--- Extracted entries ---

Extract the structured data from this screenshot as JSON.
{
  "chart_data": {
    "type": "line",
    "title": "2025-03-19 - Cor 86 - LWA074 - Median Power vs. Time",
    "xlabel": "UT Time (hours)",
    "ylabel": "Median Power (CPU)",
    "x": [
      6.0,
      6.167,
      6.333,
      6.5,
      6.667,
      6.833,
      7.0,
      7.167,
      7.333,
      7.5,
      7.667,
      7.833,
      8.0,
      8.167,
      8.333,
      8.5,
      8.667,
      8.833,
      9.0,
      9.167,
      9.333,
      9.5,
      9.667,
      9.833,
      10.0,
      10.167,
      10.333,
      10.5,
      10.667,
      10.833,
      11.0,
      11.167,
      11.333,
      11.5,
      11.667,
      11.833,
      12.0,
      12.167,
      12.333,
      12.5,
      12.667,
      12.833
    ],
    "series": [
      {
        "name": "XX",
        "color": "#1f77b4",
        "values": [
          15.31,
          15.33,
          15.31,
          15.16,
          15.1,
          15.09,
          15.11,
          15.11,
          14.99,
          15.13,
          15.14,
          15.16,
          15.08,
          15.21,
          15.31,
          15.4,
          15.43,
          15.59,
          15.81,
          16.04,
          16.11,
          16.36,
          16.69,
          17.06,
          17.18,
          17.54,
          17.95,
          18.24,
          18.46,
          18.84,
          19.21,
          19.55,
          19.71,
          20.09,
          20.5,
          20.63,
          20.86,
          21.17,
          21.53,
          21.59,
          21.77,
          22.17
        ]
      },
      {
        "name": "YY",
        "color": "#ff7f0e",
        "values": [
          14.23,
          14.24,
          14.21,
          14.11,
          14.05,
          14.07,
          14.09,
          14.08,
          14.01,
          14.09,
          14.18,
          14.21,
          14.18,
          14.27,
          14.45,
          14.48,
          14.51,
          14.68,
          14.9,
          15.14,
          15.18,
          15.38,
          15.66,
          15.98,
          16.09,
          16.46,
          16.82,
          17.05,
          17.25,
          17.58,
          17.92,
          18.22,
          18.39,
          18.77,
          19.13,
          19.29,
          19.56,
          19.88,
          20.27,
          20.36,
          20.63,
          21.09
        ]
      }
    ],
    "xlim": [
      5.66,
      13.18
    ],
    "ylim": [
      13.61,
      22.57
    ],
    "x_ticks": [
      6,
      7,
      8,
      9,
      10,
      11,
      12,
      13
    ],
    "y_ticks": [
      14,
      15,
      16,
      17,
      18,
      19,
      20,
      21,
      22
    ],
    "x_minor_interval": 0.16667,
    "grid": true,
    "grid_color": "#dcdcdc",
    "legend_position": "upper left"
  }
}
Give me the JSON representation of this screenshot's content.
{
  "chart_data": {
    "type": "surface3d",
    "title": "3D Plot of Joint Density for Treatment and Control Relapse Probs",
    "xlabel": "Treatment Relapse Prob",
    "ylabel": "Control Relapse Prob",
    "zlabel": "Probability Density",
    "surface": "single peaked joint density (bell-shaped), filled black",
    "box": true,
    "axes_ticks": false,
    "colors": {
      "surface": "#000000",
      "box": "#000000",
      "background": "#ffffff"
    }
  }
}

---

▸ **Required task**: Take the line that contains "Give me the" and each line after it down to the last of the records, and retype them exactly; add nothing else.

▸ **Complete answer**:
Give me the JSON representation of this screenshot's content.
{
  "chart_data": {
    "type": "surface3d",
    "title": "3D Plot of Joint Density for Treatment and Control Relapse Probs",
    "xlabel": "Treatment Relapse Prob",
    "ylabel": "Control Relapse Prob",
    "zlabel": "Probability Density",
    "surface": "single peaked joint density (bell-shaped), filled black",
    "box": true,
    "axes_ticks": false,
    "colors": {
      "surface": "#000000",
      "box": "#000000",
      "background": "#ffffff"
    }
  }
}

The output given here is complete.